— start SUPPLIED RECORDS —
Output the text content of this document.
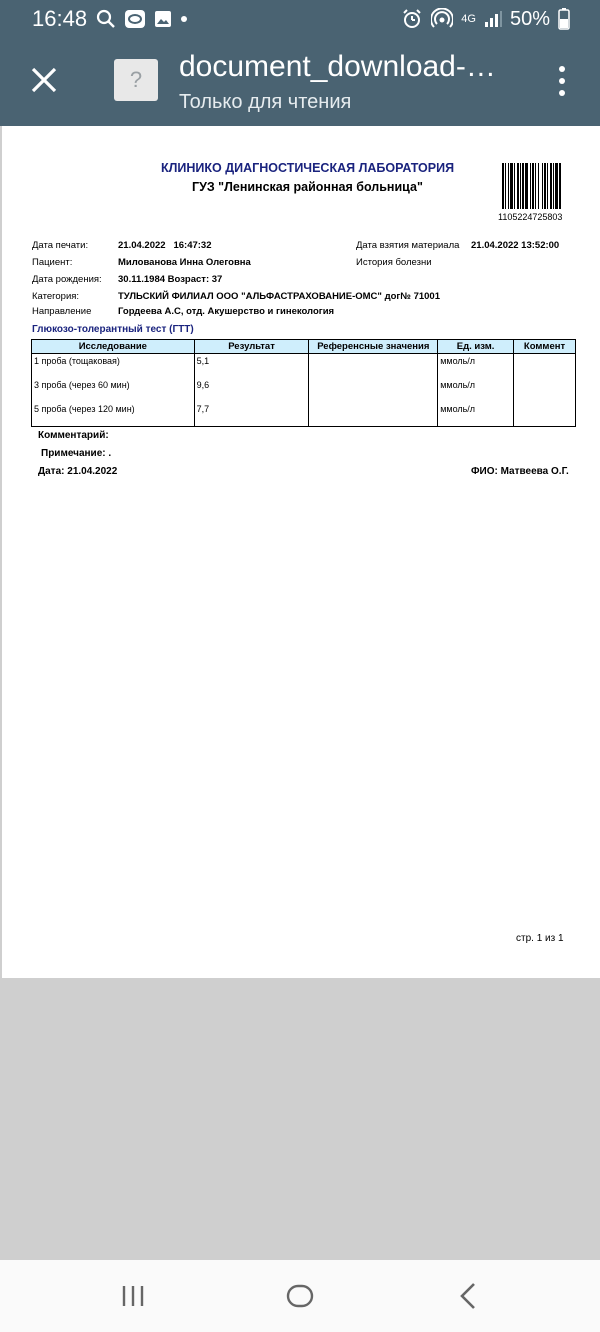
16:48	4G 50%
?	document_download-…
Только для чтения
КЛИНИКО ДИАГНОСТИЧЕСКАЯ ЛАБОРАТОРИЯ
ГУЗ "Ленинская районная больница"
1105224725803
Дата печати:	21.04.2022   16:47:32	Дата взятия материала 21.04.2022 13:52:00
Пациент:	Милованова Инна Олеговна	История болезни
Дата рождения: 30.11.1984 Возраст: 37
Категория:	ТУЛЬСКИЙ ФИЛИАЛ ООО "АЛЬФАСТРАХОВАНИЕ-ОМС" дог№ 71001
Направление	Гордеева А.С, отд. Акушерство и гинекология
Глюкозо-толерантный тест (ГТТ)
Исследование	Результат	Референсные значения	Ед. изм.	Коммент
1 проба (тощаковая)	5,1		ммоль/л	
3 проба (через 60 мин)	9,6		ммоль/л	
5 проба (через 120 мин)	7,7		ммоль/л	
Комментарий:
Примечание: .
Дата: 21.04.2022	ФИО: Матвеева О.Г.
стр. 1 из 1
— end SUPPLIED RECORDS —
**SHORT TASK**
Transcribe all the records above word for word, without their images.

**REPLY TO THE TASK**
Output the text content of this document.
16:48	4G 50%
?	document_download-…
Только для чтения
КЛИНИКО ДИАГНОСТИЧЕСКАЯ ЛАБОРАТОРИЯ
ГУЗ "Ленинская районная больница"
1105224725803
Дата печати:	21.04.2022   16:47:32	Дата взятия материала 21.04.2022 13:52:00
Пациент:	Милованова Инна Олеговна	История болезни
Дата рождения: 30.11.1984 Возраст: 37
Категория:	ТУЛЬСКИЙ ФИЛИАЛ ООО "АЛЬФАСТРАХОВАНИЕ-ОМС" дог№ 71001
Направление	Гордеева А.С, отд. Акушерство и гинекология
Глюкозо-толерантный тест (ГТТ)
Исследование	Результат	Референсные значения	Ед. изм.	Коммент
1 проба (тощаковая)	5,1		ммоль/л	
3 проба (через 60 мин)	9,6		ммоль/л	
5 проба (через 120 мин)	7,7		ммоль/л	
Комментарий:
Примечание: .
Дата: 21.04.2022	ФИО: Матвеева О.Г.
стр. 1 из 1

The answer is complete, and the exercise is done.